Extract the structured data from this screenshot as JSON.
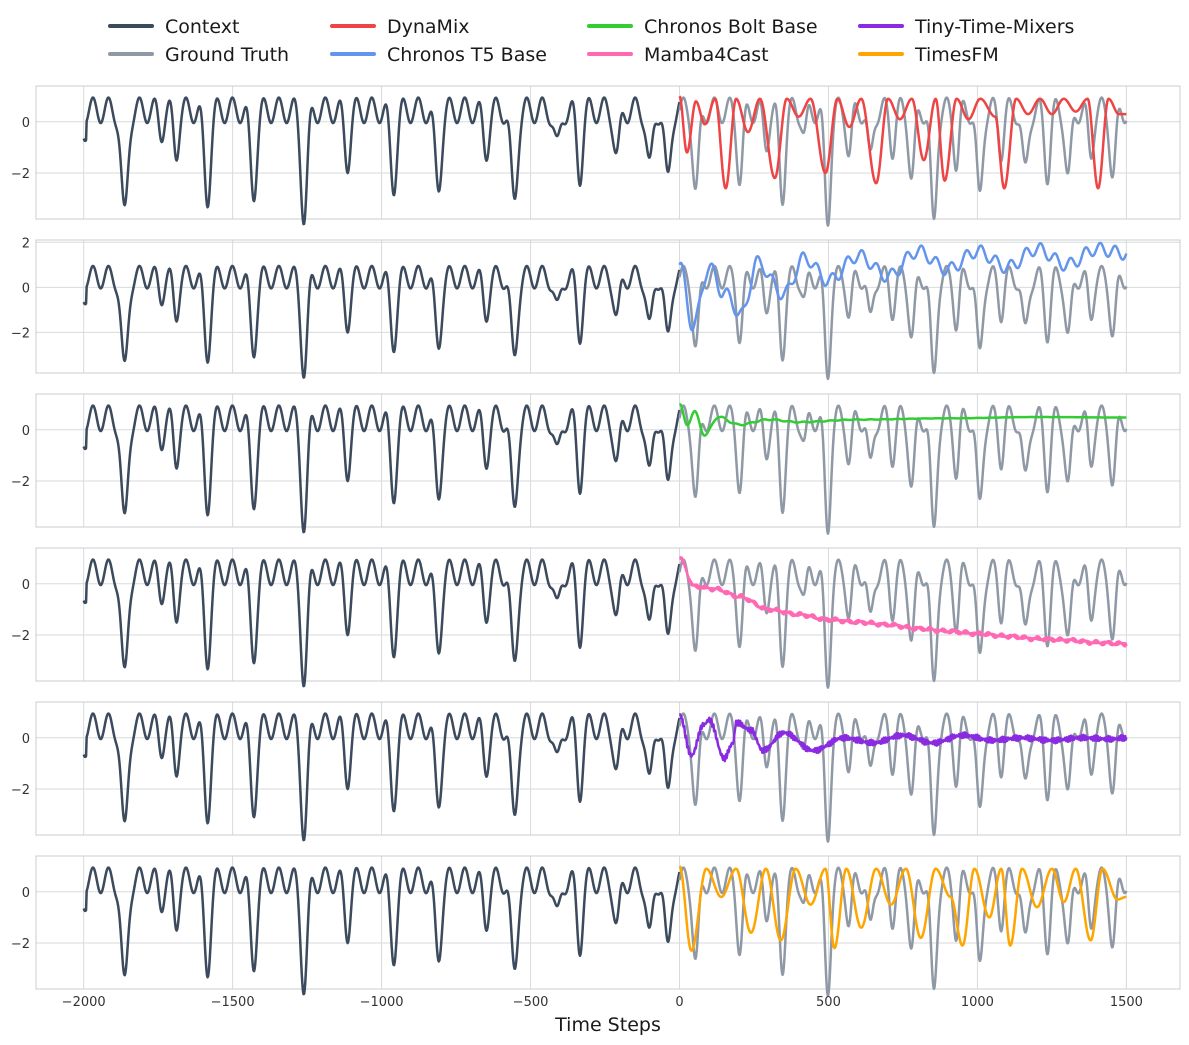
{
  "chart_data": {
    "type": "line",
    "xlabel": "Time Steps",
    "xlim": [
      -2160,
      1680
    ],
    "x_ticks": [
      -2000,
      -1500,
      -1000,
      -500,
      0,
      500,
      1000,
      1500
    ],
    "x_tick_labels": [
      "−2000",
      "−1500",
      "−1000",
      "−500",
      "0",
      "500",
      "1000",
      "1500"
    ],
    "y_ticks": [
      0,
      -2
    ],
    "y_tick_labels": [
      "0",
      "−2"
    ],
    "grid": true,
    "legend": {
      "placement": "top",
      "columns": 4,
      "entries": [
        {
          "name": "Context",
          "color": "#3b4a5c"
        },
        {
          "name": "Ground Truth",
          "color": "#8f99a6"
        },
        {
          "name": "DynaMix",
          "color": "#ef4444"
        },
        {
          "name": "Chronos T5 Base",
          "color": "#6495ed"
        },
        {
          "name": "Chronos Bolt Base",
          "color": "#32cd32"
        },
        {
          "name": "Mamba4Cast",
          "color": "#ff69b4"
        },
        {
          "name": "Tiny-Time-Mixers",
          "color": "#8a2be2"
        },
        {
          "name": "TimesFM",
          "color": "#ffa500"
        }
      ]
    },
    "context": {
      "name": "Context",
      "color": "#3b4a5c",
      "x_range": [
        -2000,
        0
      ]
    },
    "ground_truth": {
      "name": "Ground Truth",
      "color": "#8f99a6",
      "x_range": [
        0,
        1500
      ]
    },
    "panels": [
      {
        "forecast": "DynaMix",
        "color": "#ef4444",
        "ylim": [
          -3.8,
          1.4
        ],
        "behavior": "oscillating",
        "points": [
          [
            0,
            1.0
          ],
          [
            25,
            -1.2
          ],
          [
            55,
            0.8
          ],
          [
            85,
            -0.1
          ],
          [
            120,
            0.9
          ],
          [
            155,
            -2.6
          ],
          [
            190,
            0.9
          ],
          [
            230,
            -0.4
          ],
          [
            270,
            0.9
          ],
          [
            320,
            -2.2
          ],
          [
            360,
            0.9
          ],
          [
            400,
            0.2
          ],
          [
            440,
            0.9
          ],
          [
            490,
            -2.0
          ],
          [
            530,
            0.9
          ],
          [
            570,
            -0.2
          ],
          [
            610,
            0.9
          ],
          [
            660,
            -2.4
          ],
          [
            700,
            0.9
          ],
          [
            740,
            0.1
          ],
          [
            780,
            0.9
          ],
          [
            820,
            -1.5
          ],
          [
            860,
            0.9
          ],
          [
            890,
            -2.3
          ],
          [
            930,
            0.9
          ],
          [
            970,
            0.1
          ],
          [
            1010,
            0.9
          ],
          [
            1060,
            0.2
          ],
          [
            1090,
            -2.6
          ],
          [
            1130,
            0.9
          ],
          [
            1170,
            0.3
          ],
          [
            1210,
            0.9
          ],
          [
            1250,
            0.3
          ],
          [
            1290,
            0.9
          ],
          [
            1330,
            0.4
          ],
          [
            1370,
            0.9
          ],
          [
            1405,
            -2.6
          ],
          [
            1440,
            0.9
          ],
          [
            1475,
            0.3
          ],
          [
            1500,
            0.3
          ]
        ]
      },
      {
        "forecast": "Chronos T5 Base",
        "color": "#6495ed",
        "ylim": [
          -3.8,
          2.1
        ],
        "behavior": "drifting-up",
        "points": [
          [
            0,
            1.0
          ],
          [
            45,
            -1.7
          ],
          [
            100,
            0.9
          ],
          [
            145,
            -0.2
          ],
          [
            210,
            -1.2
          ],
          [
            260,
            1.1
          ],
          [
            350,
            -0.3
          ],
          [
            420,
            1.3
          ],
          [
            500,
            0.3
          ],
          [
            600,
            1.4
          ],
          [
            700,
            0.5
          ],
          [
            800,
            1.6
          ],
          [
            900,
            0.8
          ],
          [
            1000,
            1.6
          ],
          [
            1100,
            0.9
          ],
          [
            1200,
            1.7
          ],
          [
            1300,
            1.0
          ],
          [
            1400,
            1.7
          ],
          [
            1500,
            1.5
          ]
        ]
      },
      {
        "forecast": "Chronos Bolt Base",
        "color": "#32cd32",
        "ylim": [
          -3.8,
          1.4
        ],
        "behavior": "damped",
        "points": [
          [
            0,
            1.0
          ],
          [
            25,
            0.2
          ],
          [
            50,
            0.7
          ],
          [
            85,
            -0.2
          ],
          [
            130,
            0.5
          ],
          [
            200,
            0.2
          ],
          [
            300,
            0.4
          ],
          [
            400,
            0.3
          ],
          [
            600,
            0.4
          ],
          [
            900,
            0.45
          ],
          [
            1200,
            0.5
          ],
          [
            1500,
            0.48
          ]
        ]
      },
      {
        "forecast": "Mamba4Cast",
        "color": "#ff69b4",
        "ylim": [
          -3.8,
          1.4
        ],
        "behavior": "drifting-down",
        "points": [
          [
            0,
            1.0
          ],
          [
            50,
            -0.1
          ],
          [
            120,
            -0.2
          ],
          [
            200,
            -0.5
          ],
          [
            300,
            -1.0
          ],
          [
            400,
            -1.2
          ],
          [
            500,
            -1.4
          ],
          [
            600,
            -1.5
          ],
          [
            700,
            -1.6
          ],
          [
            800,
            -1.75
          ],
          [
            900,
            -1.85
          ],
          [
            1000,
            -1.95
          ],
          [
            1100,
            -2.05
          ],
          [
            1200,
            -2.15
          ],
          [
            1300,
            -2.2
          ],
          [
            1400,
            -2.3
          ],
          [
            1500,
            -2.35
          ]
        ]
      },
      {
        "forecast": "Tiny-Time-Mixers",
        "color": "#8a2be2",
        "ylim": [
          -3.8,
          1.4
        ],
        "behavior": "noisy-flat",
        "points": [
          [
            0,
            0.9
          ],
          [
            40,
            -0.7
          ],
          [
            80,
            0.5
          ],
          [
            100,
            0.7
          ],
          [
            150,
            -0.8
          ],
          [
            180,
            -0.2
          ],
          [
            190,
            0.6
          ],
          [
            240,
            0.3
          ],
          [
            280,
            -0.5
          ],
          [
            350,
            0.2
          ],
          [
            450,
            -0.5
          ],
          [
            550,
            0.0
          ],
          [
            650,
            -0.2
          ],
          [
            750,
            0.1
          ],
          [
            850,
            -0.2
          ],
          [
            950,
            0.1
          ],
          [
            1050,
            -0.1
          ],
          [
            1150,
            0.0
          ],
          [
            1250,
            -0.1
          ],
          [
            1350,
            0.0
          ],
          [
            1450,
            -0.05
          ],
          [
            1500,
            0.0
          ]
        ]
      },
      {
        "forecast": "TimesFM",
        "color": "#ffa500",
        "ylim": [
          -3.8,
          1.4
        ],
        "behavior": "oscillating",
        "points": [
          [
            0,
            1.0
          ],
          [
            40,
            -2.3
          ],
          [
            90,
            0.9
          ],
          [
            140,
            -0.2
          ],
          [
            190,
            0.9
          ],
          [
            240,
            -1.6
          ],
          [
            290,
            0.9
          ],
          [
            340,
            -1.9
          ],
          [
            390,
            0.9
          ],
          [
            440,
            -0.5
          ],
          [
            490,
            0.9
          ],
          [
            520,
            -2.2
          ],
          [
            560,
            0.9
          ],
          [
            610,
            -1.4
          ],
          [
            660,
            0.9
          ],
          [
            710,
            -0.5
          ],
          [
            760,
            0.9
          ],
          [
            810,
            -1.8
          ],
          [
            860,
            0.9
          ],
          [
            910,
            -0.2
          ],
          [
            950,
            -2.1
          ],
          [
            990,
            0.9
          ],
          [
            1040,
            -1.0
          ],
          [
            1080,
            0.9
          ],
          [
            1110,
            -2.1
          ],
          [
            1150,
            0.9
          ],
          [
            1200,
            -0.6
          ],
          [
            1250,
            0.9
          ],
          [
            1290,
            -0.4
          ],
          [
            1330,
            0.9
          ],
          [
            1380,
            -1.9
          ],
          [
            1420,
            0.9
          ],
          [
            1470,
            -0.3
          ],
          [
            1500,
            -0.2
          ]
        ]
      }
    ]
  }
}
┄┄┄┄┄┄┄┄┄┄┄┄┄┄┄┄┄┄┄┄
*WHAT THIS TASK INVOLVES*
Pull every line containing "Chronos" out of the records.

*OUTPUT OF THE TASK*
          "name": "Chronos T5 Base",
          "name": "Chronos Bolt Base",
        "forecast": "Chronos T5 Base",
        "forecast": "Chronos Bolt Base",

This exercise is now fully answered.